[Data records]
>> Start

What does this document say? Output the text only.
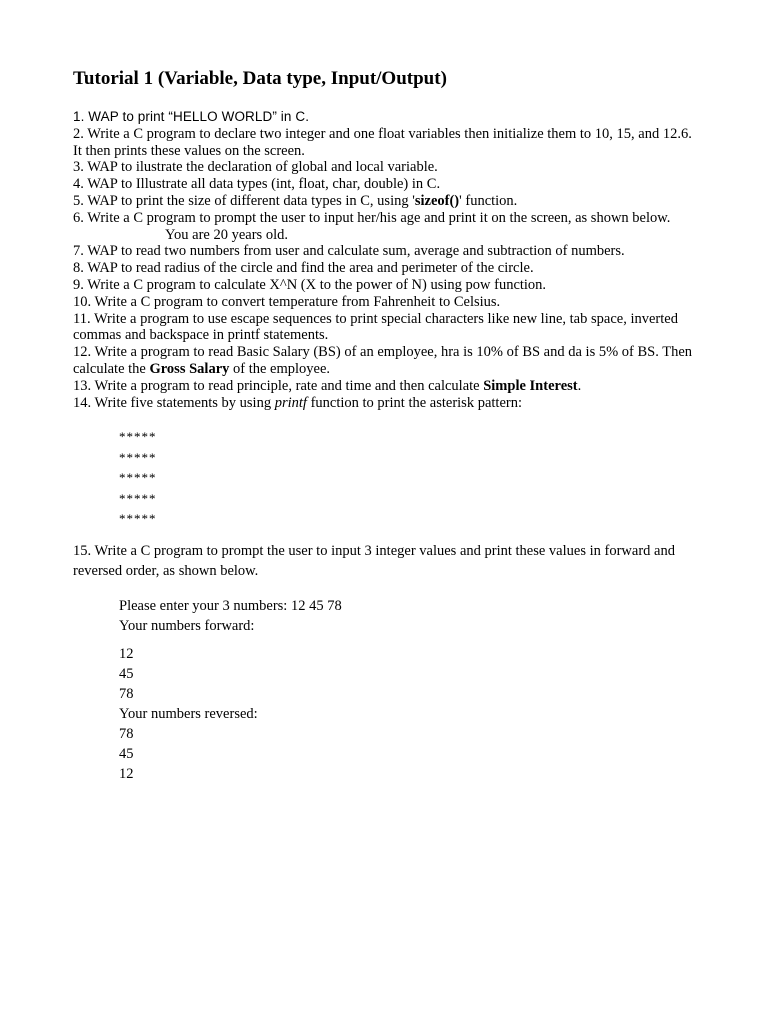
Tutorial 1 (Variable, Data type, Input/Output)

1. WAP to print “HELLO WORLD” in C.

2. Write a C program to declare two integer and one float variables then initialize them to 10, 15, and 12.6. It then prints these values on the screen.

3. WAP to ilustrate the declaration of global and local variable.

4. WAP to Illustrate all data types (int, float, char, double) in C.

5. WAP to print the size of different data types in C, using 'sizeof()' function.

6. Write a C program to prompt the user to input her/his age and print it on the screen, as shown below.

You are 20 years old.

7. WAP to read two numbers from user and calculate sum, average and subtraction of numbers.

8. WAP to read radius of the circle and find the area and perimeter of the circle.

9. Write a C program to calculate X^N (X to the power of N) using pow function.

10. Write a C program to convert temperature from Fahrenheit to Celsius.

11. Write a program to use escape sequences to print special characters like new line, tab space, inverted commas and backspace in printf statements.

12. Write a program to read Basic Salary (BS) of an employee, hra is 10% of BS and da is 5% of BS. Then calculate the Gross Salary of the employee.

13. Write a program to read principle, rate and time and then calculate Simple Interest.

14. Write five statements by using printf function to print the asterisk pattern:

*****
*****
*****
*****
*****

15. Write a C program to prompt the user to input 3 integer values and print these values in forward and reversed order, as shown below.

Please enter your 3 numbers: 12 45 78
Your numbers forward:
12
45
78
Your numbers reversed:
78
45
12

>> End

WHAT YOU WILL DO ▸ Output the records above exactly as they are, leaving out the pictures.

RESPONSE BELOW ▸
What does this document say? Output the text only.
Tutorial 1 (Variable, Data type, Input/Output)

1. WAP to print “HELLO WORLD” in C.

2. Write a C program to declare two integer and one float variables then initialize them to 10, 15, and 12.6. It then prints these values on the screen.

3. WAP to ilustrate the declaration of global and local variable.

4. WAP to Illustrate all data types (int, float, char, double) in C.

5. WAP to print the size of different data types in C, using 'sizeof()' function.

6. Write a C program to prompt the user to input her/his age and print it on the screen, as shown below.

You are 20 years old.

7. WAP to read two numbers from user and calculate sum, average and subtraction of numbers.

8. WAP to read radius of the circle and find the area and perimeter of the circle.

9. Write a C program to calculate X^N (X to the power of N) using pow function.

10. Write a C program to convert temperature from Fahrenheit to Celsius.

11. Write a program to use escape sequences to print special characters like new line, tab space, inverted commas and backspace in printf statements.

12. Write a program to read Basic Salary (BS) of an employee, hra is 10% of BS and da is 5% of BS. Then calculate the Gross Salary of the employee.

13. Write a program to read principle, rate and time and then calculate Simple Interest.

14. Write five statements by using printf function to print the asterisk pattern:

*****
*****
*****
*****
*****

15. Write a C program to prompt the user to input 3 integer values and print these values in forward and reversed order, as shown below.

Please enter your 3 numbers: 12 45 78
Your numbers forward:
12
45
78
Your numbers reversed:
78
45
12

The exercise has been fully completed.